**Aim**
Restate the entries word for word, omitting nothing.

**Data lines**

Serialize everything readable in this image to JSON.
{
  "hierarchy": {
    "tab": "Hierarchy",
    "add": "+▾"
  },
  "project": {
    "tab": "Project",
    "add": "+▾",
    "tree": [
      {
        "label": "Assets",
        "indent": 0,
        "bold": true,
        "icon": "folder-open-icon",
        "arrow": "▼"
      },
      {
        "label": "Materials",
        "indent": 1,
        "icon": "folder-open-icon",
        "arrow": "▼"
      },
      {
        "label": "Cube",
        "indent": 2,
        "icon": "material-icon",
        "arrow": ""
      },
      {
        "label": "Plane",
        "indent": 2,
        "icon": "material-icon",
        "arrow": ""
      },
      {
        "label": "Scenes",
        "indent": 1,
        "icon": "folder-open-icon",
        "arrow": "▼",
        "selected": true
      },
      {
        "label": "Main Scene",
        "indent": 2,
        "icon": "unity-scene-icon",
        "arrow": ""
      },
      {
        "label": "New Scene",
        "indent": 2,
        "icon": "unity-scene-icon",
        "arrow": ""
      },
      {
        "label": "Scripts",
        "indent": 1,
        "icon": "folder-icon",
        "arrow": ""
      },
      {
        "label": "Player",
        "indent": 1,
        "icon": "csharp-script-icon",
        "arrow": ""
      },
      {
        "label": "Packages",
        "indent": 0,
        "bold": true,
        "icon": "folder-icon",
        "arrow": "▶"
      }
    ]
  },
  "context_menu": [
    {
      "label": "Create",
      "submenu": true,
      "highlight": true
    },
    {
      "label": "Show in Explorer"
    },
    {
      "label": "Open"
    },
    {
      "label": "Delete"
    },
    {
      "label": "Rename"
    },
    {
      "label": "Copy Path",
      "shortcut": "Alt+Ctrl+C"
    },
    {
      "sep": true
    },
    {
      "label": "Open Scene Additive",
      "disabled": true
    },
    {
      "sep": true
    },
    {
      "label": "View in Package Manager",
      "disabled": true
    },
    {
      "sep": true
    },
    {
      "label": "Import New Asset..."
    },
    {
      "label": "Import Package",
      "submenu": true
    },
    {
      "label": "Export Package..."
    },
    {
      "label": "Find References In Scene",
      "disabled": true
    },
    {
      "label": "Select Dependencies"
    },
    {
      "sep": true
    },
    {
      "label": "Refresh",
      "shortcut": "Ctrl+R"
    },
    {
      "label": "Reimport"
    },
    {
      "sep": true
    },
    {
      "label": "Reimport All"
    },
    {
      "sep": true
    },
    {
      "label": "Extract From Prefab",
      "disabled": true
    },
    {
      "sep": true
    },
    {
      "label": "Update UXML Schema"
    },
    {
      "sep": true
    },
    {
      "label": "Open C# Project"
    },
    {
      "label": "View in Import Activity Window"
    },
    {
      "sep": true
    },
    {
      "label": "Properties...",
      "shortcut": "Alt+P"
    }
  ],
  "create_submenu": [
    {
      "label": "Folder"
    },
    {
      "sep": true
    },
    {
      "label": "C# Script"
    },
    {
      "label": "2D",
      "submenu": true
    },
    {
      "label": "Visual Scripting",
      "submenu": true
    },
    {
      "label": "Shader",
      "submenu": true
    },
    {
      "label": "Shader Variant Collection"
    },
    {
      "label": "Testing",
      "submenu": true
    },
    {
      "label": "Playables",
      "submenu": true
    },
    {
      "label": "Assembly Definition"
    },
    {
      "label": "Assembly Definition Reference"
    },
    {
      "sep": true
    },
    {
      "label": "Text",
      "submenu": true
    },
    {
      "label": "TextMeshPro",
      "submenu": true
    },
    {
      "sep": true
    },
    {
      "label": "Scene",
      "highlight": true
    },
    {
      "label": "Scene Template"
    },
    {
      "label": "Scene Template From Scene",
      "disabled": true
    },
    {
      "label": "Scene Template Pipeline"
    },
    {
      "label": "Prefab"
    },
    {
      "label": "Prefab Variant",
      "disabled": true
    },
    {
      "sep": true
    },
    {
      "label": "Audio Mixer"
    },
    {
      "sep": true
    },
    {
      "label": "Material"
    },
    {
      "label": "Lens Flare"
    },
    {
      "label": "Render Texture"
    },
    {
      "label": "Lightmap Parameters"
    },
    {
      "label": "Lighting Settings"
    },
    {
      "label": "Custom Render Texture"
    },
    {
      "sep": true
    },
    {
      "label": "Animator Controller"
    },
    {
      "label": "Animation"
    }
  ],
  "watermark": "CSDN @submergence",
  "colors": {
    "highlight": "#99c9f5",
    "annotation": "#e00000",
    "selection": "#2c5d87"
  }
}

**Result of this task**
Serialize everything readable in this image to JSON.
{
  "hierarchy": {
    "tab": "Hierarchy",
    "add": "+▾"
  },
  "project": {
    "tab": "Project",
    "add": "+▾",
    "tree": [
      {
        "label": "Assets",
        "indent": 0,
        "bold": true,
        "icon": "folder-open-icon",
        "arrow": "▼"
      },
      {
        "label": "Materials",
        "indent": 1,
        "icon": "folder-open-icon",
        "arrow": "▼"
      },
      {
        "label": "Cube",
        "indent": 2,
        "icon": "material-icon",
        "arrow": ""
      },
      {
        "label": "Plane",
        "indent": 2,
        "icon": "material-icon",
        "arrow": ""
      },
      {
        "label": "Scenes",
        "indent": 1,
        "icon": "folder-open-icon",
        "arrow": "▼",
        "selected": true
      },
      {
        "label": "Main Scene",
        "indent": 2,
        "icon": "unity-scene-icon",
        "arrow": ""
      },
      {
        "label": "New Scene",
        "indent": 2,
        "icon": "unity-scene-icon",
        "arrow": ""
      },
      {
        "label": "Scripts",
        "indent": 1,
        "icon": "folder-icon",
        "arrow": ""
      },
      {
        "label": "Player",
        "indent": 1,
        "icon": "csharp-script-icon",
        "arrow": ""
      },
      {
        "label": "Packages",
        "indent": 0,
        "bold": true,
        "icon": "folder-icon",
        "arrow": "▶"
      }
    ]
  },
  "context_menu": [
    {
      "label": "Create",
      "submenu": true,
      "highlight": true
    },
    {
      "label": "Show in Explorer"
    },
    {
      "label": "Open"
    },
    {
      "label": "Delete"
    },
    {
      "label": "Rename"
    },
    {
      "label": "Copy Path",
      "shortcut": "Alt+Ctrl+C"
    },
    {
      "sep": true
    },
    {
      "label": "Open Scene Additive",
      "disabled": true
    },
    {
      "sep": true
    },
    {
      "label": "View in Package Manager",
      "disabled": true
    },
    {
      "sep": true
    },
    {
      "label": "Import New Asset..."
    },
    {
      "label": "Import Package",
      "submenu": true
    },
    {
      "label": "Export Package..."
    },
    {
      "label": "Find References In Scene",
      "disabled": true
    },
    {
      "label": "Select Dependencies"
    },
    {
      "sep": true
    },
    {
      "label": "Refresh",
      "shortcut": "Ctrl+R"
    },
    {
      "label": "Reimport"
    },
    {
      "sep": true
    },
    {
      "label": "Reimport All"
    },
    {
      "sep": true
    },
    {
      "label": "Extract From Prefab",
      "disabled": true
    },
    {
      "sep": true
    },
    {
      "label": "Update UXML Schema"
    },
    {
      "sep": true
    },
    {
      "label": "Open C# Project"
    },
    {
      "label": "View in Import Activity Window"
    },
    {
      "sep": true
    },
    {
      "label": "Properties...",
      "shortcut": "Alt+P"
    }
  ],
  "create_submenu": [
    {
      "label": "Folder"
    },
    {
      "sep": true
    },
    {
      "label": "C# Script"
    },
    {
      "label": "2D",
      "submenu": true
    },
    {
      "label": "Visual Scripting",
      "submenu": true
    },
    {
      "label": "Shader",
      "submenu": true
    },
    {
      "label": "Shader Variant Collection"
    },
    {
      "label": "Testing",
      "submenu": true
    },
    {
      "label": "Playables",
      "submenu": true
    },
    {
      "label": "Assembly Definition"
    },
    {
      "label": "Assembly Definition Reference"
    },
    {
      "sep": true
    },
    {
      "label": "Text",
      "submenu": true
    },
    {
      "label": "TextMeshPro",
      "submenu": true
    },
    {
      "sep": true
    },
    {
      "label": "Scene",
      "highlight": true
    },
    {
      "label": "Scene Template"
    },
    {
      "label": "Scene Template From Scene",
      "disabled": true
    },
    {
      "label": "Scene Template Pipeline"
    },
    {
      "label": "Prefab"
    },
    {
      "label": "Prefab Variant",
      "disabled": true
    },
    {
      "sep": true
    },
    {
      "label": "Audio Mixer"
    },
    {
      "sep": true
    },
    {
      "label": "Material"
    },
    {
      "label": "Lens Flare"
    },
    {
      "label": "Render Texture"
    },
    {
      "label": "Lightmap Parameters"
    },
    {
      "label": "Lighting Settings"
    },
    {
      "label": "Custom Render Texture"
    },
    {
      "sep": true
    },
    {
      "label": "Animator Controller"
    },
    {
      "label": "Animation"
    }
  ],
  "watermark": "CSDN @submergence",
  "colors": {
    "highlight": "#99c9f5",
    "annotation": "#e00000",
    "selection": "#2c5d87"
  }
}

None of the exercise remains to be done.